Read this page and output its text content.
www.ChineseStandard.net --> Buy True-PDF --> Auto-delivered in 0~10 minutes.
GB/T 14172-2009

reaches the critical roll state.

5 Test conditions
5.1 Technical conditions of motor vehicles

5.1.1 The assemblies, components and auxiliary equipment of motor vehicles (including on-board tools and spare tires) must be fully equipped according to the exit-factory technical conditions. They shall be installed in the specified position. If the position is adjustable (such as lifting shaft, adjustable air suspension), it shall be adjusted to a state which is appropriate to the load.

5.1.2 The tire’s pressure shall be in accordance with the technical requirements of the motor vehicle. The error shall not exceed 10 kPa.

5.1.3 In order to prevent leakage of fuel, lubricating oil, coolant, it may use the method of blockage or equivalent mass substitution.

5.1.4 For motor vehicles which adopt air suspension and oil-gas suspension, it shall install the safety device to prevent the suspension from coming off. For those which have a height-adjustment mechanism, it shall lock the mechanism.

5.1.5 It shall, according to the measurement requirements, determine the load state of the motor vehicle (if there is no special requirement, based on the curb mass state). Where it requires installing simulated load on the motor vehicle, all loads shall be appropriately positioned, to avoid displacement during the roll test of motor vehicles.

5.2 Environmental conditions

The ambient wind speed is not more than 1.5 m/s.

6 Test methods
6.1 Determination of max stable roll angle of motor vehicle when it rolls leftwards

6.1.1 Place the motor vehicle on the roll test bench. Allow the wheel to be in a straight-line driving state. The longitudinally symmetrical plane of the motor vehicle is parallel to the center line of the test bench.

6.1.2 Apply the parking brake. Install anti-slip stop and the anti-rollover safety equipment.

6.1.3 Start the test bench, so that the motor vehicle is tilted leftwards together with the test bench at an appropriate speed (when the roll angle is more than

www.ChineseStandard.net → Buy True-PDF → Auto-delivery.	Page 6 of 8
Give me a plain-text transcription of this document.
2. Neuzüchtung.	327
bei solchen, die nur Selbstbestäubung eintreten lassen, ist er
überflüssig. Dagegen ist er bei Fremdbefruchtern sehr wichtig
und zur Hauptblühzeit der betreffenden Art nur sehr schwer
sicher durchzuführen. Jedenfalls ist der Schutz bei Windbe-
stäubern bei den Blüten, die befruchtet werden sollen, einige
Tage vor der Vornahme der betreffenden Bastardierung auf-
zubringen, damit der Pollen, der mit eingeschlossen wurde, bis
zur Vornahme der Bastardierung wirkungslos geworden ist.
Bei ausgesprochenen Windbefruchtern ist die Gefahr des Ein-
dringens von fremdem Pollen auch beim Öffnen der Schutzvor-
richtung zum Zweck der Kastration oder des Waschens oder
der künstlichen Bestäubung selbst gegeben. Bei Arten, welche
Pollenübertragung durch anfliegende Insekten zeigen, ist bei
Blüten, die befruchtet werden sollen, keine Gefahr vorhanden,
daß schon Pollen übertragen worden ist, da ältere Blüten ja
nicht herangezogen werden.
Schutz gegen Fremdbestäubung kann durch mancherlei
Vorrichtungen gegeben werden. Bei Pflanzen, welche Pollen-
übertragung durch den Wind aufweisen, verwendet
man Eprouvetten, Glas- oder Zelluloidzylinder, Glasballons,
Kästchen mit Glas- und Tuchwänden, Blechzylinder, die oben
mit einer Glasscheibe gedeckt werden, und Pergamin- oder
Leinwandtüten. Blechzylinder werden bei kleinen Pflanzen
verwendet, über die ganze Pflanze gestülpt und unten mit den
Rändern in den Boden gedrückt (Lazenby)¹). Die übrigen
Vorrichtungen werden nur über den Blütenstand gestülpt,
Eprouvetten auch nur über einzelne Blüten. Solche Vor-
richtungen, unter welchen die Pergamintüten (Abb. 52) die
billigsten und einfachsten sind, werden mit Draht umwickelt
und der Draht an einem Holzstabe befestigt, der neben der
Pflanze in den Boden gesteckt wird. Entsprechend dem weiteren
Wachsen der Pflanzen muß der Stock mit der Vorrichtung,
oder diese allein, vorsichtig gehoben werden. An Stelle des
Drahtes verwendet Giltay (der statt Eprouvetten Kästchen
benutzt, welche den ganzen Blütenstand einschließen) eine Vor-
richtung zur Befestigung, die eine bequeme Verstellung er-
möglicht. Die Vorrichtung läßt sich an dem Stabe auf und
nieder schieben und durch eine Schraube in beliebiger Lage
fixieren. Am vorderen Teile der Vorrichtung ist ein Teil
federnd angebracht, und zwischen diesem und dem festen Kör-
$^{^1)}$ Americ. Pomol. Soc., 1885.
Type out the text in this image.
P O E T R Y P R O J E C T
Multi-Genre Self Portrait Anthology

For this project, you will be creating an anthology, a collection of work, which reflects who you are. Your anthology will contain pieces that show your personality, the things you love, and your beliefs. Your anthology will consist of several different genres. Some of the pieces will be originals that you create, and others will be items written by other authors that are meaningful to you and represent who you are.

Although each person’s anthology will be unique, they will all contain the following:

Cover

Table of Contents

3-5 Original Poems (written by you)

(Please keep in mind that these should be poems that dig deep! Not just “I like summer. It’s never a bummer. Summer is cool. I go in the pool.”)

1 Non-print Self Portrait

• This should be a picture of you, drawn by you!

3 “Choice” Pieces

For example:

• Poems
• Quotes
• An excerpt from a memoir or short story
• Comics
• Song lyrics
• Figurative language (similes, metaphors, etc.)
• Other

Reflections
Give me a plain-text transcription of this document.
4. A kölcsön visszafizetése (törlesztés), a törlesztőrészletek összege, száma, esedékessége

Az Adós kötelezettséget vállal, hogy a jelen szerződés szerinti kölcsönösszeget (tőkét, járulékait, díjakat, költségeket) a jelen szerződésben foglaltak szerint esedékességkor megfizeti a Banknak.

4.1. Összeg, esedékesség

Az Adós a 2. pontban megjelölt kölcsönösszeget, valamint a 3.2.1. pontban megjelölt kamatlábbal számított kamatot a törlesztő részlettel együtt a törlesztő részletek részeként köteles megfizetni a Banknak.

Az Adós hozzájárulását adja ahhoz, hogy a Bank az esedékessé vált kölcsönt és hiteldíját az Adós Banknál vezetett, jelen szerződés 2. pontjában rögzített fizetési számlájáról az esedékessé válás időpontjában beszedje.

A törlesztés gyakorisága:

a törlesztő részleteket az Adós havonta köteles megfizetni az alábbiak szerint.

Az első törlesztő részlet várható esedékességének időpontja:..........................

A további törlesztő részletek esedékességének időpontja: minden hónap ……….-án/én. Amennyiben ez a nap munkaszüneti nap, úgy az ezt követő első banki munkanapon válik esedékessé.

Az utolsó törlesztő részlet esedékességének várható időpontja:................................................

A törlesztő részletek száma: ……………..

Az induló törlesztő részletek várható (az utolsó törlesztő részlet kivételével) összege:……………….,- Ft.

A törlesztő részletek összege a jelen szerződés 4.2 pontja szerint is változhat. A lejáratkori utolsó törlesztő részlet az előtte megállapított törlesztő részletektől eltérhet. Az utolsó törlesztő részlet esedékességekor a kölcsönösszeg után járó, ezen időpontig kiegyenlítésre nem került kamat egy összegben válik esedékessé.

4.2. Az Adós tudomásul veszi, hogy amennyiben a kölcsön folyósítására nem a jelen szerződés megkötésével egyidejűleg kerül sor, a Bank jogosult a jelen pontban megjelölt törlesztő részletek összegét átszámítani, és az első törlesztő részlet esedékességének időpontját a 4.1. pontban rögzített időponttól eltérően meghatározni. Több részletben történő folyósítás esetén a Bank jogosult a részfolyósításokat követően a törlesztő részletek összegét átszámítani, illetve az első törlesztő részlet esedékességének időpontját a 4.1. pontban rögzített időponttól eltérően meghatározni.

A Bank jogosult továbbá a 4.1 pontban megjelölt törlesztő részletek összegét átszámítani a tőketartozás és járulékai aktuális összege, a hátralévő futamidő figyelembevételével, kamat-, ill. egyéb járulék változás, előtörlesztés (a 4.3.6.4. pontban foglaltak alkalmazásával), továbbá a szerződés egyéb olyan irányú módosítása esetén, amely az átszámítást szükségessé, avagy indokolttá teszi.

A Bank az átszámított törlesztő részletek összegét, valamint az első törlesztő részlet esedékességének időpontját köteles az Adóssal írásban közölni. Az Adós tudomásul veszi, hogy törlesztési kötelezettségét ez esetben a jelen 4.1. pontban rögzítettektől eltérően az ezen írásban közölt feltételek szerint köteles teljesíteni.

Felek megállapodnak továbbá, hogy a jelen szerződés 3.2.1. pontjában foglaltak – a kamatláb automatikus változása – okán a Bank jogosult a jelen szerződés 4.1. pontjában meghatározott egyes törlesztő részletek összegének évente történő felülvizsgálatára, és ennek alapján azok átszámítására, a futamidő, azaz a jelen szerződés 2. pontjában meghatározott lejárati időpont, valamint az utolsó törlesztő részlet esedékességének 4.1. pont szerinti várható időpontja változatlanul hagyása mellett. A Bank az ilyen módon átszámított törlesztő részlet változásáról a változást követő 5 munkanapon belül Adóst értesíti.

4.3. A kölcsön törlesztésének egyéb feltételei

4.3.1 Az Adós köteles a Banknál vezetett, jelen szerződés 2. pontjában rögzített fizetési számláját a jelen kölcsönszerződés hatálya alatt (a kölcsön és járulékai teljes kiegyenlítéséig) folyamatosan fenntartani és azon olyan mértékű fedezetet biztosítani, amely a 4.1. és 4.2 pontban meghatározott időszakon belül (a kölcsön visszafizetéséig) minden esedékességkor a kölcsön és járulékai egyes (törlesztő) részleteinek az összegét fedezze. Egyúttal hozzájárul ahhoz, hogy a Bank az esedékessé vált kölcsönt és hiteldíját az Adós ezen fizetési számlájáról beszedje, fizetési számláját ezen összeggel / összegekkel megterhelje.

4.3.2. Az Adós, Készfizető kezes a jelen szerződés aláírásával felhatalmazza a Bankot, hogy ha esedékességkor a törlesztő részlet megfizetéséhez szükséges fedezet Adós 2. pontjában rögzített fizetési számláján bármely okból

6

★ ★ ★ ★ ★ ★ ★

#### EXERCISE:
Pick out each line containing the string "kölcsönt" and copy it.

#### WRITTEN ANSWER:
Az Adós hozzájárulását adja ahhoz, hogy a Bank az esedékessé vált kölcsönt és hiteldíját az Adós Banknál vezetett, jelen szerződés 2. pontjában rögzített fizetési számlájáról az esedékessé válás időpontjában beszedje.
4.3.1 Az Adós köteles a Banknál vezetett, jelen szerződés 2. pontjában rögzített fizetési számláját a jelen kölcsönszerződés hatálya alatt (a kölcsön és járulékai teljes kiegyenlítéséig) folyamatosan fenntartani és azon olyan mértékű fedezetet biztosítani, amely a 4.1. és 4.2 pontban meghatározott időszakon belül (a kölcsön visszafizetéséig) minden esedékességkor a kölcsön és járulékai egyes (törlesztő) részleteinek az összegét fedezze. Egyúttal hozzájárul ahhoz, hogy a Bank az esedékessé vált kölcsönt és hiteldíját az Adós ezen fizetési számlájáról beszedje, fizetési számláját ezen összeggel / összegekkel megterhelje.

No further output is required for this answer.